■ SUPPLIED DATA:
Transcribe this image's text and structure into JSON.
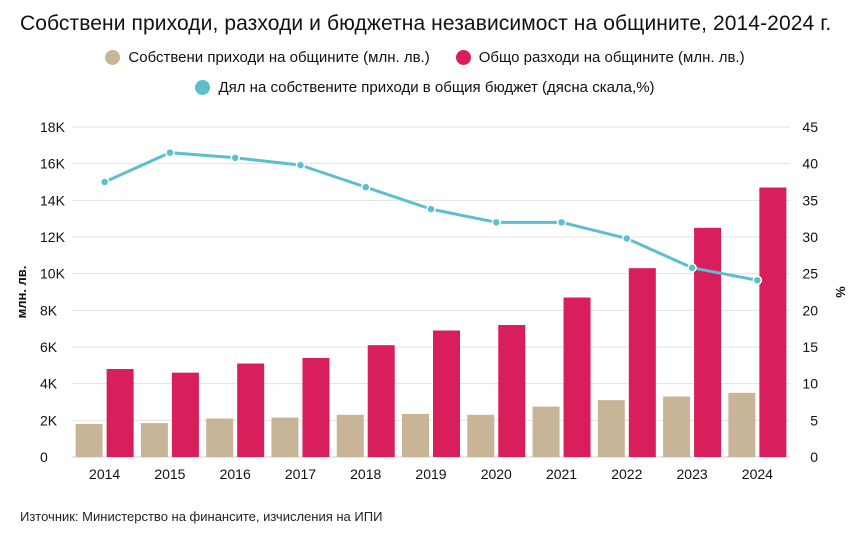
{
  "chart_data": {
    "type": "bar",
    "title": "Собствени приходи, разходи и бюджетна независимост на общините, 2014-2024 г.",
    "categories": [
      "2014",
      "2015",
      "2016",
      "2017",
      "2018",
      "2019",
      "2020",
      "2021",
      "2022",
      "2023",
      "2024"
    ],
    "series": [
      {
        "name": "Собствени приходи на общините (млн. лв.)",
        "type": "bar",
        "axis": "left",
        "color": "#c8b497",
        "values": [
          1800,
          1850,
          2100,
          2150,
          2300,
          2350,
          2300,
          2750,
          3100,
          3300,
          3500
        ]
      },
      {
        "name": "Общо разходи на общините (млн. лв.)",
        "type": "bar",
        "axis": "left",
        "color": "#d81e5b",
        "values": [
          4800,
          4600,
          5100,
          5400,
          6100,
          6900,
          7200,
          8700,
          10300,
          12500,
          14700
        ]
      },
      {
        "name": "Дял на собствените приходи в общия бюджет (дясна скала,%)",
        "type": "line",
        "axis": "right",
        "color": "#5bbfce",
        "values": [
          37.5,
          41.5,
          40.8,
          39.8,
          36.8,
          33.8,
          32.0,
          32.0,
          29.8,
          25.8,
          24.1
        ]
      }
    ],
    "yleft": {
      "label": "млн. лв.",
      "lim": [
        0,
        18000
      ],
      "ticks": [
        0,
        2000,
        4000,
        6000,
        8000,
        10000,
        12000,
        14000,
        16000,
        18000
      ],
      "tick_labels": [
        "0",
        "2K",
        "4K",
        "6K",
        "8K",
        "10K",
        "12K",
        "14K",
        "16K",
        "18K"
      ]
    },
    "yright": {
      "label": "%",
      "lim": [
        0,
        45
      ],
      "ticks": [
        0,
        5,
        10,
        15,
        20,
        25,
        30,
        35,
        40,
        45
      ],
      "tick_labels": [
        "0",
        "5",
        "10",
        "15",
        "20",
        "25",
        "30",
        "35",
        "40",
        "45"
      ]
    },
    "grid": true,
    "legend": "top"
  },
  "source": "Източник: Министерство на финансите, изчисления на ИПИ"
}
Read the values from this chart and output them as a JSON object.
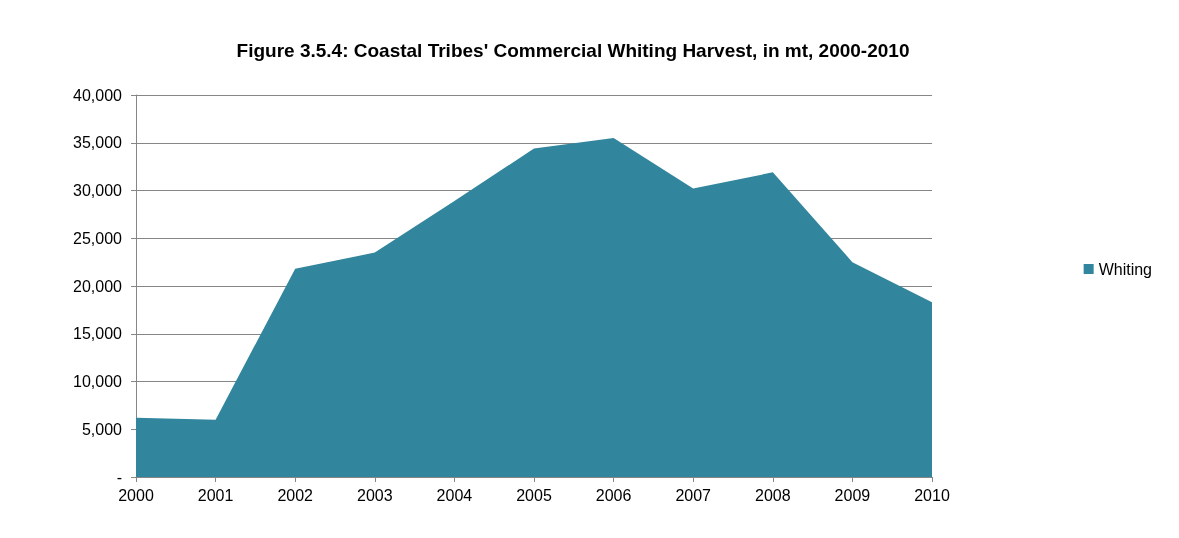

■ TASK TO COMPLETE: From the entries, copy out each line containing the word "this".

■ TASK OUTPUT:
Transcribe this image's text and structure into JSON.
Read the values from this chart and output them as a JSON object.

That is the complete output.